Skip every picture, then write out exactly the lines of the listing below from the line that contains "Parse this screenshot: output" through the final line.

▶ [Input records]:
------------------------------------------------

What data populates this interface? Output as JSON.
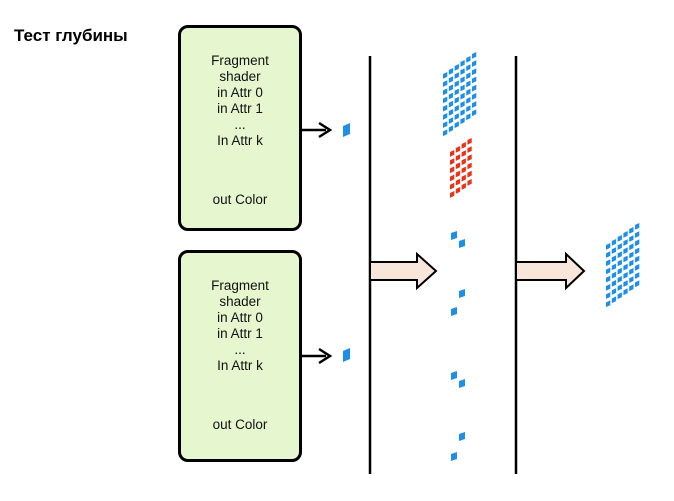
{
  "title": "Тест глубины",
  "shaders": [
    {
      "lines": [
        "Fragment",
        "shader",
        "in Attr 0",
        "in Attr 1",
        "...",
        "In Attr k"
      ],
      "out": "out Color"
    },
    {
      "lines": [
        "Fragment",
        "shader",
        "in Attr 0",
        "in Attr 1",
        "...",
        "In Attr k"
      ],
      "out": "out Color"
    }
  ],
  "colors": {
    "shader_fill": "#e6f6cf",
    "fragment_blue": "#1e8fe8",
    "fragment_red": "#e8321a",
    "arrow_fill": "#f8e6da"
  }
}
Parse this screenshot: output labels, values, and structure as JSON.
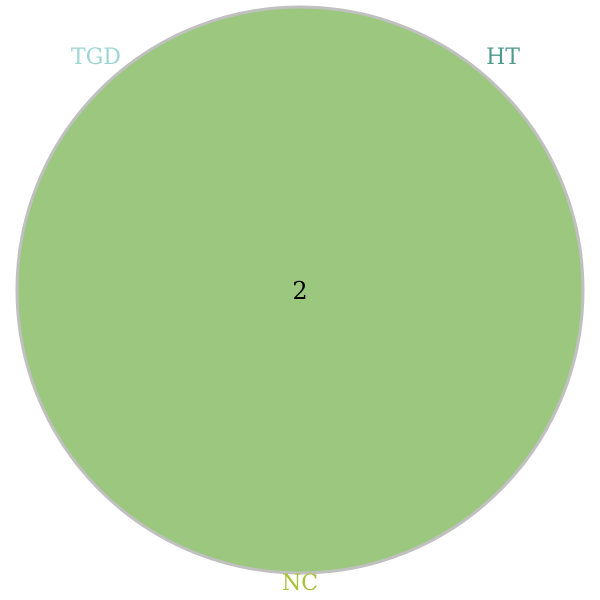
{
  "venn": {
    "sets": [
      {
        "name": "TGD",
        "color": "#9dd4d4"
      },
      {
        "name": "HT",
        "color": "#4e9a8d"
      },
      {
        "name": "NC",
        "color": "#a8c23a"
      }
    ],
    "regions": [
      {
        "sets": [
          "TGD",
          "HT",
          "NC"
        ],
        "count": "2"
      }
    ],
    "fill_color": "#9bc87e",
    "outline_color": "#c0c0c0"
  }
}
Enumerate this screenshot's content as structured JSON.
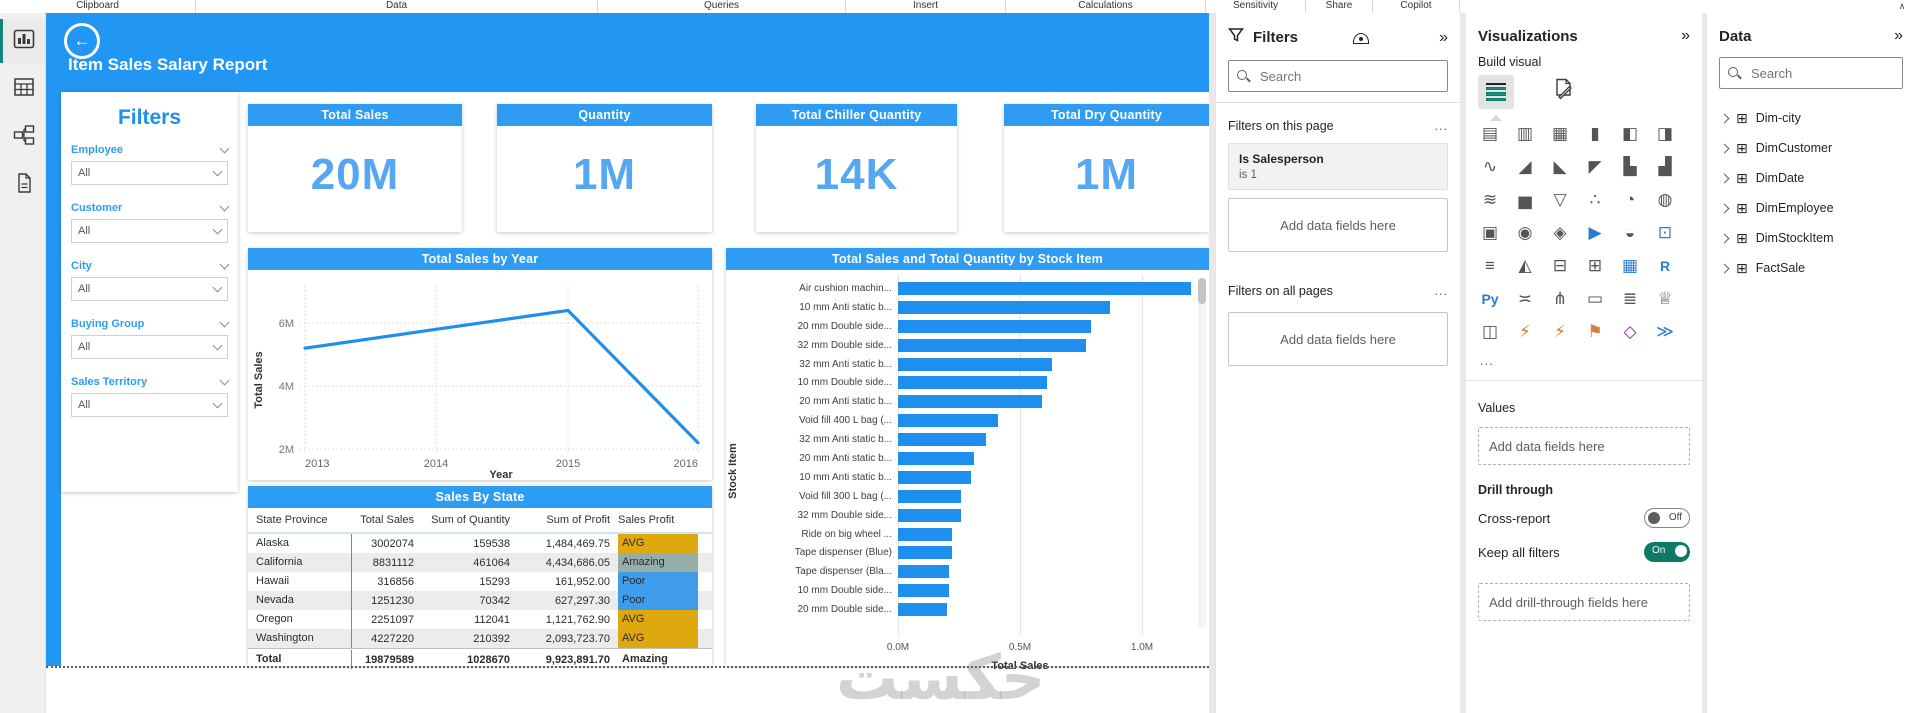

------------------------------------------------

▶ [Completed exercise]:
Parse this screenshot: output labels, values, and structure as JSON.
{
  "venn": {
    "sets": [
      {
        "name": "TGD",
        "color": "#9dd4d4"
      },
      {
        "name": "HT",
        "color": "#4e9a8d"
      },
      {
        "name": "NC",
        "color": "#a8c23a"
      }
    ],
    "regions": [
      {
        "sets": [
          "TGD",
          "HT",
          "NC"
        ],
        "count": "2"
      }
    ],
    "fill_color": "#9bc87e",
    "outline_color": "#c0c0c0"
  }
}
Enumerate this screenshot's content as structured JSON.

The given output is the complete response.